### Dataset
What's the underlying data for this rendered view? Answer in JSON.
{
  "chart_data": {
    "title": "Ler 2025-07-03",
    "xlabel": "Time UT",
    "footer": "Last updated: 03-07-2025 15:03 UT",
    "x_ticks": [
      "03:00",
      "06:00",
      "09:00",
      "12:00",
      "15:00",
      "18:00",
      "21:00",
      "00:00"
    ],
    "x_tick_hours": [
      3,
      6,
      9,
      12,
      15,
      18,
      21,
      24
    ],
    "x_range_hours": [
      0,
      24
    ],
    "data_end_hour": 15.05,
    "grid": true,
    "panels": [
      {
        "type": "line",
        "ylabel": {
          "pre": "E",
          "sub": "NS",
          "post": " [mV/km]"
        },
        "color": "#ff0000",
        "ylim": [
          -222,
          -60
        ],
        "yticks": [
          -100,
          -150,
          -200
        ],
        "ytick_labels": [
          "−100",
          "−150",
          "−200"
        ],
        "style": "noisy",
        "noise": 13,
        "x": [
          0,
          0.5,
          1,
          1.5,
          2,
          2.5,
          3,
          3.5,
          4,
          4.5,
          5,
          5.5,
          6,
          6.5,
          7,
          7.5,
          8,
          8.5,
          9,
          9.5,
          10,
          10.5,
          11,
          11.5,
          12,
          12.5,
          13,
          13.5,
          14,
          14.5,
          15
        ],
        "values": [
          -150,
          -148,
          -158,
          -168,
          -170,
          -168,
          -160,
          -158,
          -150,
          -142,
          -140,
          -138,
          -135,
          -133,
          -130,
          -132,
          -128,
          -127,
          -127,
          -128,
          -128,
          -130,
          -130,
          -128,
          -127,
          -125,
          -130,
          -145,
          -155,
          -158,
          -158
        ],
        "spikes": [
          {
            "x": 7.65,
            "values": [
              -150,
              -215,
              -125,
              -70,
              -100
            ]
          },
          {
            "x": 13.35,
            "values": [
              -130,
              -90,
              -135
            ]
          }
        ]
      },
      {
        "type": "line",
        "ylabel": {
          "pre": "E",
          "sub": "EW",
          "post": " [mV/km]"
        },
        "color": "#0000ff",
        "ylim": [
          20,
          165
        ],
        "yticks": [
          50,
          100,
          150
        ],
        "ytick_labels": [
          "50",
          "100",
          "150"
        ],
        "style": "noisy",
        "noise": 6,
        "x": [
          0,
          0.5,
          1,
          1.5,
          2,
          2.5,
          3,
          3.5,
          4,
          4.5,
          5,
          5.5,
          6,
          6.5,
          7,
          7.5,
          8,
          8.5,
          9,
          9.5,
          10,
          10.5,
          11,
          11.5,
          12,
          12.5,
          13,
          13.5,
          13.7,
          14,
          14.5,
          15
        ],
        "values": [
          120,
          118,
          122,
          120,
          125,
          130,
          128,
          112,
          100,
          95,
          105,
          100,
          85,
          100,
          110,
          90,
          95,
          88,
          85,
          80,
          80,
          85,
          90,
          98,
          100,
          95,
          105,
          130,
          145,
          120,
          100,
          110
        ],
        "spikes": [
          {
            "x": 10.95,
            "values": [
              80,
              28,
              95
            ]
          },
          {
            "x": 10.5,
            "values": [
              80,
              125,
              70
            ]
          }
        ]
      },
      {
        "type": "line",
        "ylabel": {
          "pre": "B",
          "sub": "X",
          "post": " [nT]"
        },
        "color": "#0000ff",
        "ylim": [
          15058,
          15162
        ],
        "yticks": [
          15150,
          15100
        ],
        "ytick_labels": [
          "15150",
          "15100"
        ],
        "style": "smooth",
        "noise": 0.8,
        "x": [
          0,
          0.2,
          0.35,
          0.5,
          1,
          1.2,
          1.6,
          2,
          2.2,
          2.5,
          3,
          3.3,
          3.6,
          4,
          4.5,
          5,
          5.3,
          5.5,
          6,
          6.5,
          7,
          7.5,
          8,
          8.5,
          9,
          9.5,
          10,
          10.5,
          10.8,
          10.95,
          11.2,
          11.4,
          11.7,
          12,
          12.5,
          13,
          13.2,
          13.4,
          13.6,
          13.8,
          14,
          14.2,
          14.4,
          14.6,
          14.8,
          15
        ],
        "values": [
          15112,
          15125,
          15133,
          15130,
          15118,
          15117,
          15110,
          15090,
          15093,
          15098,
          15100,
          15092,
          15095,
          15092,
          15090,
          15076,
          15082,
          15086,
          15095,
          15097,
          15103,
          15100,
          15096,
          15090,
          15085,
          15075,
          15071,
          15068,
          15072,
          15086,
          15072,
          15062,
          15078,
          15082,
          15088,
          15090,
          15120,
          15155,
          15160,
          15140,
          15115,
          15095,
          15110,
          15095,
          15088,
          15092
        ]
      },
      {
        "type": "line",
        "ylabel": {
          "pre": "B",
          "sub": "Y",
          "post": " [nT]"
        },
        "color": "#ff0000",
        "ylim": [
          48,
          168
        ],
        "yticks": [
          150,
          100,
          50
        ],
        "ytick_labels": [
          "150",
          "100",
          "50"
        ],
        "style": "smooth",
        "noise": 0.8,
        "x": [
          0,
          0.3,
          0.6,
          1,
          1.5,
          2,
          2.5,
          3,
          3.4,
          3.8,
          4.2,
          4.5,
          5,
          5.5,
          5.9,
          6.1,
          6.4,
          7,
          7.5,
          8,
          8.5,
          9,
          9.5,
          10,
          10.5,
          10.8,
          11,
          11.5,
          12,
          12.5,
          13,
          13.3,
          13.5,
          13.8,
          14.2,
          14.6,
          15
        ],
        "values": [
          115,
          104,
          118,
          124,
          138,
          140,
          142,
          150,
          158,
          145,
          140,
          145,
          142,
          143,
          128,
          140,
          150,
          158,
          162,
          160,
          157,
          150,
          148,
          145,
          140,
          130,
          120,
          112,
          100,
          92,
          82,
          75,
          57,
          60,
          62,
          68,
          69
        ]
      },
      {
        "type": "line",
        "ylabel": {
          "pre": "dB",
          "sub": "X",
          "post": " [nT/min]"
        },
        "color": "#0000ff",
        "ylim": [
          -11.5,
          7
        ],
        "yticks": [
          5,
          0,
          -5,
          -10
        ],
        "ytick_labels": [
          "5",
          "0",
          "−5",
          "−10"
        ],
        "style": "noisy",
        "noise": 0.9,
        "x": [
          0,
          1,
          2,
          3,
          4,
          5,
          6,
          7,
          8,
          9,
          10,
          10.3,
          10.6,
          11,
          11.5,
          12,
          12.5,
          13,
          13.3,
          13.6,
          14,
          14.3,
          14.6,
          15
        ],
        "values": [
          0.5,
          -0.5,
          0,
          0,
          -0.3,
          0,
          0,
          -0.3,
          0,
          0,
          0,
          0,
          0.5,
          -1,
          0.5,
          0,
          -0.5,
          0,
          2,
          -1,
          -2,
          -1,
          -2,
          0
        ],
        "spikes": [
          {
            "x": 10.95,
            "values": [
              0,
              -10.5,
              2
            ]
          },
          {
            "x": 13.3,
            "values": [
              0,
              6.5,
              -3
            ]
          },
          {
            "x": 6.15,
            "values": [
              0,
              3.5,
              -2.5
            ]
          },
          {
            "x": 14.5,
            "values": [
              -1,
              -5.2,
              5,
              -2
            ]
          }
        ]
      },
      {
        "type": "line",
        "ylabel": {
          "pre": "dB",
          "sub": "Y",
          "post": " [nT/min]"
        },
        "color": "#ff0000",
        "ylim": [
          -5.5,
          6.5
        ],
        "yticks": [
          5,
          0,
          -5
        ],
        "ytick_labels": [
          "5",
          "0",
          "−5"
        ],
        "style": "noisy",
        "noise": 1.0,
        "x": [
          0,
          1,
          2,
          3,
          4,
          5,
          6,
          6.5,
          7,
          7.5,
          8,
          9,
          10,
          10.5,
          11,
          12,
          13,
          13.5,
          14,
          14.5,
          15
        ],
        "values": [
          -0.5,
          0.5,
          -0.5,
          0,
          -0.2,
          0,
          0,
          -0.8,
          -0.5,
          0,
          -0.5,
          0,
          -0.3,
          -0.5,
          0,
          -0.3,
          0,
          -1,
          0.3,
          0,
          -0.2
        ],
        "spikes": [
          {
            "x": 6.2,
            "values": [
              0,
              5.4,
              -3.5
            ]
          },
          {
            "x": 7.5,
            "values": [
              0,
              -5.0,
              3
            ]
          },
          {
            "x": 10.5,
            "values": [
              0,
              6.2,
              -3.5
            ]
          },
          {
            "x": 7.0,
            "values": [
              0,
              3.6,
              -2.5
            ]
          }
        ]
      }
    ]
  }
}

### Given instruction
Pick out all lines from the data above in which the word "noise" appears.

### Exercise answer
        "noise": 13,
        "noise": 6,
        "noise": 0.8,
        "noise": 0.8,
        "noise": 0.9,
        "noise": 1.0,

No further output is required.